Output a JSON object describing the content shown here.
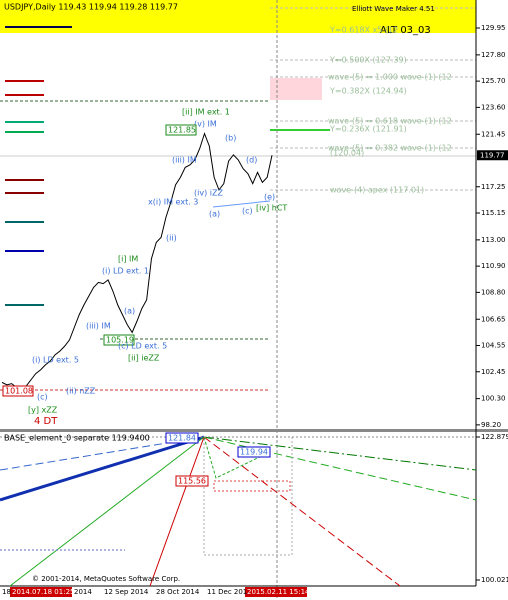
{
  "header": {
    "symbol_line": "USDJPY,Daily  119.43 119.94 119.28 119.77",
    "tool": "Elliott Wave Maker 4.51",
    "alt": "ALT 03_03"
  },
  "price_chart": {
    "type": "line",
    "ylim": [
      97.95,
      132.19
    ],
    "yticks": [
      129.95,
      {
        "value": 127.8,
        "label": "127.80"
      },
      {
        "value": 125.7,
        "label": "125.70"
      },
      {
        "value": 123.6,
        "label": "123.60"
      },
      121.45,
      117.25,
      115.15,
      {
        "value": 113,
        "label": "113.00"
      },
      {
        "value": 110.9,
        "label": "110.90"
      },
      {
        "value": 108.8,
        "label": "108.80"
      },
      106.65,
      104.55,
      102.45,
      {
        "value": 100.3,
        "label": "100.30"
      },
      {
        "value": 98.2,
        "label": "98.20"
      }
    ],
    "last_price": 119.77,
    "close": [
      101.6,
      101.4,
      101.5,
      101.2,
      101.0,
      101.3,
      101.8,
      102.3,
      102.6,
      103.0,
      103.3,
      103.8,
      104.1,
      104.5,
      105.0,
      106.0,
      107.0,
      107.8,
      108.5,
      109.2,
      109.6,
      109.5,
      109.8,
      108.9,
      107.8,
      107.0,
      106.2,
      105.6,
      106.5,
      107.5,
      108.2,
      111.5,
      112.8,
      113.2,
      114.8,
      116.0,
      117.4,
      118.0,
      118.8,
      119.0,
      119.4,
      120.3,
      121.5,
      120.5,
      118.0,
      117.0,
      117.5,
      119.3,
      119.8,
      119.4,
      118.7,
      118.3,
      117.5,
      118.4,
      117.6,
      118.0,
      119.77
    ],
    "levels": [
      "Y=0.618X x5 (12",
      "Y=0.500X (127.39)",
      "wave-(5) = 1.000 wave-(1) (12",
      "Y=0.382X (124.94)",
      "wave-(5) = 0.618 wave-(1) (12",
      "Y=0.236X (121.91)",
      "wave-(5) = 0.382 wave-(1) (12",
      "(120.04)",
      "wave-(4) apex (117.01)"
    ],
    "waves": [
      "[ii] IM ext. 1",
      "(v) IM",
      "121.85",
      "(b)",
      "(d)",
      "(iii) IM",
      "(iv) iZZ",
      "x(i) IM ext. 3",
      "(a)",
      "(c)",
      "(e)",
      "[iv] hCT",
      "(ii)",
      "[i] IM",
      "(i) LD ext. 1",
      "(a)",
      "(iii) IM",
      "105.19",
      "(c) LD ext. 5",
      "[ii] ieZZ",
      "(i) LD ext. 5",
      "(ii) nZZ",
      "101.08",
      "(c)",
      "[y] xZZ",
      "4 DT"
    ]
  },
  "indicator": {
    "title": "BASE_element_0 separate 119.9400",
    "ylim": [
      99.22,
      123.68
    ],
    "yticks": [
      122.879,
      100.021
    ],
    "labels": [
      "121.84",
      "119.94",
      "115.56"
    ],
    "copyright": "© 2001-2014, MetaQuotes Software Corp."
  },
  "x_axis": [
    "18",
    "2014.07.18 01:25",
    "2014",
    "12 Sep 2014",
    "28 Oct 2014",
    "11 Dec 201",
    "2015.02.11 15:14"
  ]
}
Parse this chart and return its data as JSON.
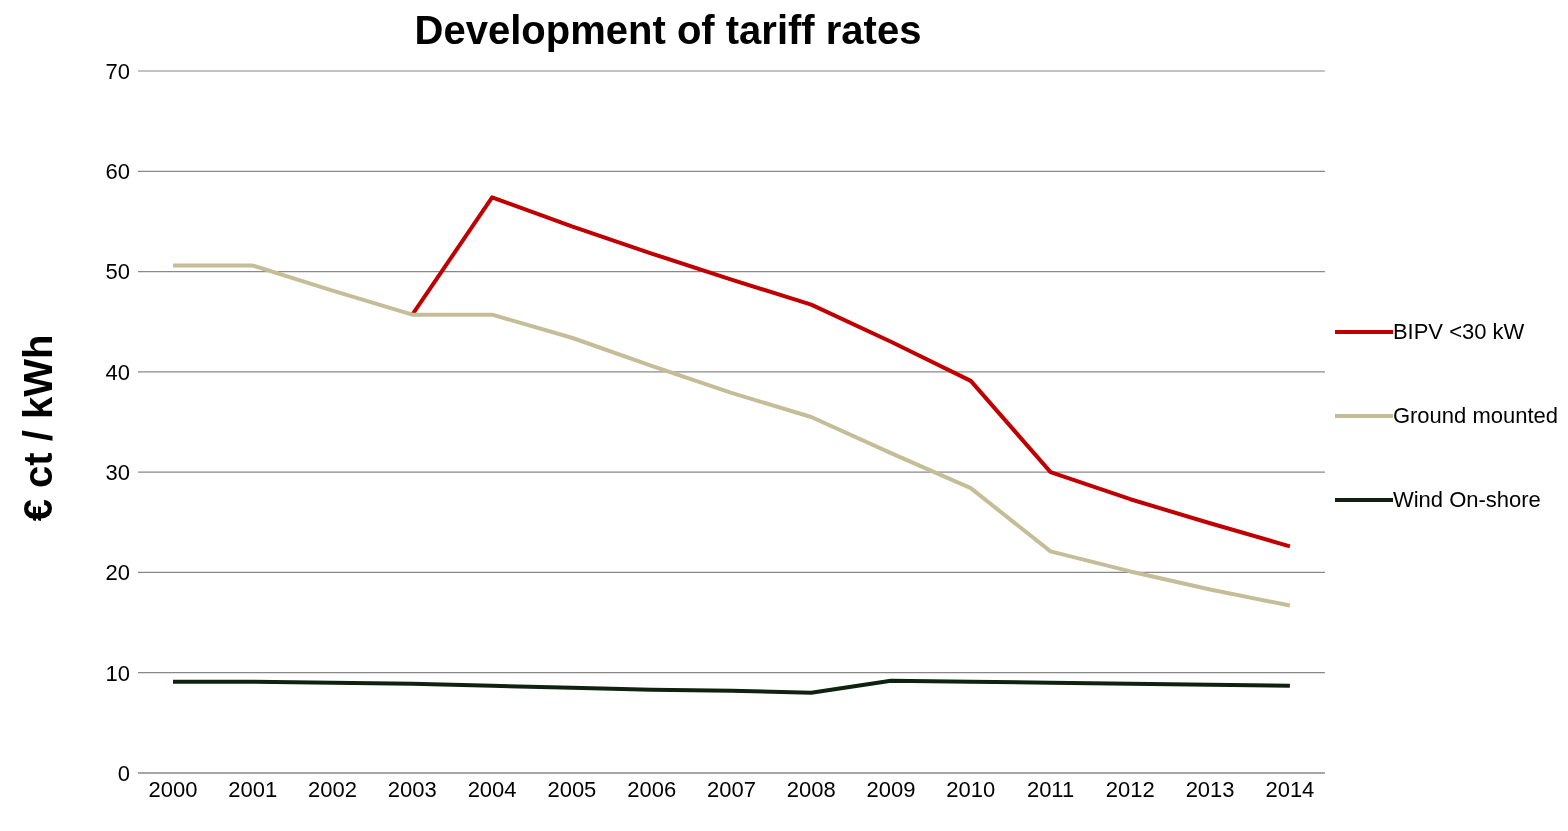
{
  "chart_data": {
    "type": "line",
    "title": "Development of tariff rates",
    "ylabel": "€ ct / kWh",
    "categories": [
      "2000",
      "2001",
      "2002",
      "2003",
      "2004",
      "2005",
      "2006",
      "2007",
      "2008",
      "2009",
      "2010",
      "2011",
      "2012",
      "2013",
      "2014"
    ],
    "series": [
      {
        "name": "BIPV <30 kW",
        "color": "#c00000",
        "values": [
          null,
          null,
          null,
          45.7,
          57.4,
          54.5,
          51.8,
          49.2,
          46.7,
          43.0,
          39.1,
          30.0,
          27.3,
          24.9,
          22.6
        ]
      },
      {
        "name": "Ground mounted",
        "color": "#c4bd97",
        "values": [
          50.6,
          50.6,
          48.1,
          45.7,
          45.7,
          43.4,
          40.6,
          37.9,
          35.5,
          31.9,
          28.4,
          22.1,
          20.1,
          18.3,
          16.7
        ]
      },
      {
        "name": "Wind On-shore",
        "color": "#0f2210",
        "values": [
          9.1,
          9.1,
          9.0,
          8.9,
          8.7,
          8.5,
          8.3,
          8.2,
          8.0,
          9.2,
          9.1,
          9.0,
          8.9,
          8.8,
          8.7
        ]
      }
    ],
    "ylim": [
      0,
      70
    ],
    "yticks": [
      0,
      10,
      20,
      30,
      40,
      50,
      60,
      70
    ],
    "grid": "y",
    "legend": "right",
    "marker": "none",
    "line_style": "solid"
  }
}
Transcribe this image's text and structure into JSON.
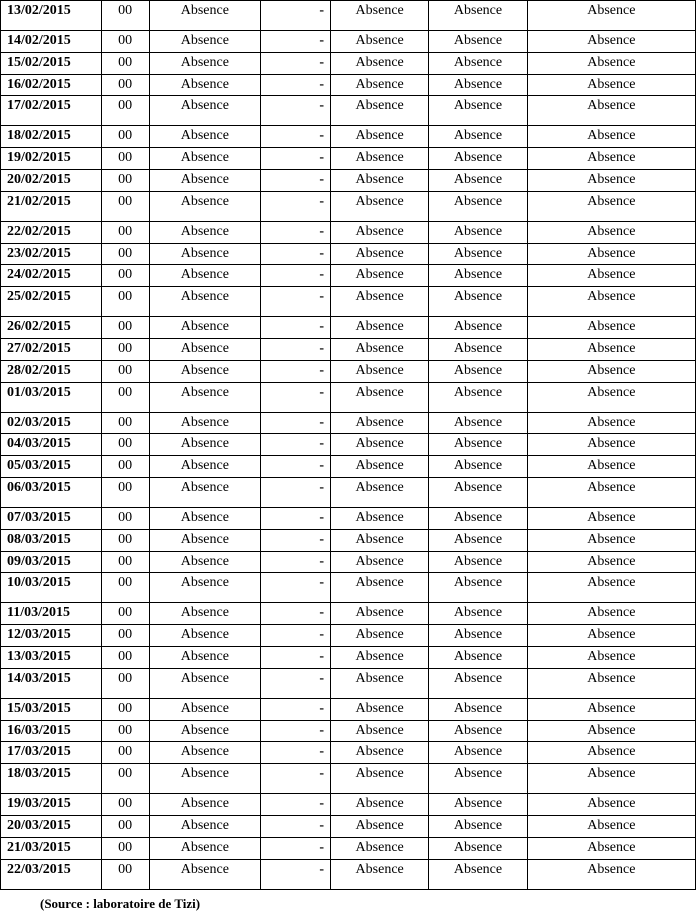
{
  "caption": "(Source : laboratoire de Tizi)",
  "value_groups": [
    "00",
    "Absence",
    "-",
    "Absence",
    "Absence",
    "Absence"
  ],
  "groups": [
    {
      "dates": [
        "13/02/2015"
      ],
      "spacer_after_first": false
    },
    {
      "dates": [
        "14/02/2015",
        "15/02/2015",
        "16/02/2015",
        "17/02/2015"
      ],
      "spacer_after_first": true
    },
    {
      "dates": [
        "18/02/2015",
        "19/02/2015",
        "20/02/2015",
        "21/02/2015"
      ],
      "spacer_after_first": false
    },
    {
      "dates": [
        "22/02/2015",
        "23/02/2015",
        "24/02/2015",
        "25/02/2015"
      ],
      "spacer_after_first": false
    },
    {
      "dates": [
        "26/02/2015",
        "27/02/2015",
        "28/02/2015",
        "01/03/2015"
      ],
      "spacer_after_first": false
    },
    {
      "dates": [
        "02/03/2015",
        "04/03/2015",
        "05/03/2015",
        "06/03/2015"
      ],
      "spacer_after_first": false
    },
    {
      "dates": [
        "07/03/2015",
        "08/03/2015",
        "09/03/2015",
        "10/03/2015"
      ],
      "spacer_after_first": false
    },
    {
      "dates": [
        "11/03/2015",
        "12/03/2015",
        "13/03/2015",
        "14/03/2015"
      ],
      "spacer_after_first": false
    },
    {
      "dates": [
        "15/03/2015",
        "16/03/2015",
        "17/03/2015",
        "18/03/2015"
      ],
      "spacer_after_first": false
    },
    {
      "dates": [
        "19/03/2015",
        "20/03/2015",
        "21/03/2015",
        "22/03/2015"
      ],
      "spacer_after_first": false
    }
  ]
}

════════

» **What is needed**
Without the pictures, print the whole listing exactly as given.

» **Written solution**
Output a JSON object describing the content shown here.
{
  "header": {
    "symbol_line": "USDJPY,Daily  119.43 119.94 119.28 119.77",
    "tool": "Elliott Wave Maker 4.51",
    "alt": "ALT 03_03"
  },
  "price_chart": {
    "type": "line",
    "ylim": [
      97.95,
      132.19
    ],
    "yticks": [
      129.95,
      {
        "value": 127.8,
        "label": "127.80"
      },
      {
        "value": 125.7,
        "label": "125.70"
      },
      {
        "value": 123.6,
        "label": "123.60"
      },
      121.45,
      117.25,
      115.15,
      {
        "value": 113,
        "label": "113.00"
      },
      {
        "value": 110.9,
        "label": "110.90"
      },
      {
        "value": 108.8,
        "label": "108.80"
      },
      106.65,
      104.55,
      102.45,
      {
        "value": 100.3,
        "label": "100.30"
      },
      {
        "value": 98.2,
        "label": "98.20"
      }
    ],
    "last_price": 119.77,
    "close": [
      101.6,
      101.4,
      101.5,
      101.2,
      101.0,
      101.3,
      101.8,
      102.3,
      102.6,
      103.0,
      103.3,
      103.8,
      104.1,
      104.5,
      105.0,
      106.0,
      107.0,
      107.8,
      108.5,
      109.2,
      109.6,
      109.5,
      109.8,
      108.9,
      107.8,
      107.0,
      106.2,
      105.6,
      106.5,
      107.5,
      108.2,
      111.5,
      112.8,
      113.2,
      114.8,
      116.0,
      117.4,
      118.0,
      118.8,
      119.0,
      119.4,
      120.3,
      121.5,
      120.5,
      118.0,
      117.0,
      117.5,
      119.3,
      119.8,
      119.4,
      118.7,
      118.3,
      117.5,
      118.4,
      117.6,
      118.0,
      119.77
    ],
    "levels": [
      "Y=0.618X x5 (12",
      "Y=0.500X (127.39)",
      "wave-(5) = 1.000 wave-(1) (12",
      "Y=0.382X (124.94)",
      "wave-(5) = 0.618 wave-(1) (12",
      "Y=0.236X (121.91)",
      "wave-(5) = 0.382 wave-(1) (12",
      "(120.04)",
      "wave-(4) apex (117.01)"
    ],
    "waves": [
      "[ii] IM ext. 1",
      "(v) IM",
      "121.85",
      "(b)",
      "(d)",
      "(iii) IM",
      "(iv) iZZ",
      "x(i) IM ext. 3",
      "(a)",
      "(c)",
      "(e)",
      "[iv] hCT",
      "(ii)",
      "[i] IM",
      "(i) LD ext. 1",
      "(a)",
      "(iii) IM",
      "105.19",
      "(c) LD ext. 5",
      "[ii] ieZZ",
      "(i) LD ext. 5",
      "(ii) nZZ",
      "101.08",
      "(c)",
      "[y] xZZ",
      "4 DT"
    ]
  },
  "indicator": {
    "title": "BASE_element_0 separate 119.9400",
    "ylim": [
      99.22,
      123.68
    ],
    "yticks": [
      122.879,
      100.021
    ],
    "labels": [
      "121.84",
      "119.94",
      "115.56"
    ],
    "copyright": "© 2001-2014, MetaQuotes Software Corp."
  },
  "x_axis": [
    "18",
    "2014.07.18 01:25",
    "2014",
    "12 Sep 2014",
    "28 Oct 2014",
    "11 Dec 201",
    "2015.02.11 15:14"
  ]
}
Parse this chart and return its data as JSON.
{
  "chart_data": {
    "type": "line",
    "title": "Development of tariff rates",
    "ylabel": "€ ct / kWh",
    "categories": [
      "2000",
      "2001",
      "2002",
      "2003",
      "2004",
      "2005",
      "2006",
      "2007",
      "2008",
      "2009",
      "2010",
      "2011",
      "2012",
      "2013",
      "2014"
    ],
    "series": [
      {
        "name": "BIPV <30 kW",
        "color": "#c00000",
        "values": [
          null,
          null,
          null,
          45.7,
          57.4,
          54.5,
          51.8,
          49.2,
          46.7,
          43.0,
          39.1,
          30.0,
          27.3,
          24.9,
          22.6
        ]
      },
      {
        "name": "Ground mounted",
        "color": "#c4bd97",
        "values": [
          50.6,
          50.6,
          48.1,
          45.7,
          45.7,
          43.4,
          40.6,
          37.9,
          35.5,
          31.9,
          28.4,
          22.1,
          20.1,
          18.3,
          16.7
        ]
      },
      {
        "name": "Wind On-shore",
        "color": "#0f2210",
        "values": [
          9.1,
          9.1,
          9.0,
          8.9,
          8.7,
          8.5,
          8.3,
          8.2,
          8.0,
          9.2,
          9.1,
          9.0,
          8.9,
          8.8,
          8.7
        ]
      }
    ],
    "ylim": [
      0,
      70
    ],
    "yticks": [
      0,
      10,
      20,
      30,
      40,
      50,
      60,
      70
    ],
    "grid": "y",
    "legend": "right",
    "marker": "none",
    "line_style": "solid"
  }
}
Transcribe this image's text and structure into JSON.
{
  "caption": "(Source : laboratoire de Tizi)",
  "value_groups": [
    "00",
    "Absence",
    "-",
    "Absence",
    "Absence",
    "Absence"
  ],
  "groups": [
    {
      "dates": [
        "13/02/2015"
      ],
      "spacer_after_first": false
    },
    {
      "dates": [
        "14/02/2015",
        "15/02/2015",
        "16/02/2015",
        "17/02/2015"
      ],
      "spacer_after_first": true
    },
    {
      "dates": [
        "18/02/2015",
        "19/02/2015",
        "20/02/2015",
        "21/02/2015"
      ],
      "spacer_after_first": false
    },
    {
      "dates": [
        "22/02/2015",
        "23/02/2015",
        "24/02/2015",
        "25/02/2015"
      ],
      "spacer_after_first": false
    },
    {
      "dates": [
        "26/02/2015",
        "27/02/2015",
        "28/02/2015",
        "01/03/2015"
      ],
      "spacer_after_first": false
    },
    {
      "dates": [
        "02/03/2015",
        "04/03/2015",
        "05/03/2015",
        "06/03/2015"
      ],
      "spacer_after_first": false
    },
    {
      "dates": [
        "07/03/2015",
        "08/03/2015",
        "09/03/2015",
        "10/03/2015"
      ],
      "spacer_after_first": false
    },
    {
      "dates": [
        "11/03/2015",
        "12/03/2015",
        "13/03/2015",
        "14/03/2015"
      ],
      "spacer_after_first": false
    },
    {
      "dates": [
        "15/03/2015",
        "16/03/2015",
        "17/03/2015",
        "18/03/2015"
      ],
      "spacer_after_first": false
    },
    {
      "dates": [
        "19/03/2015",
        "20/03/2015",
        "21/03/2015",
        "22/03/2015"
      ],
      "spacer_after_first": false
    }
  ]
}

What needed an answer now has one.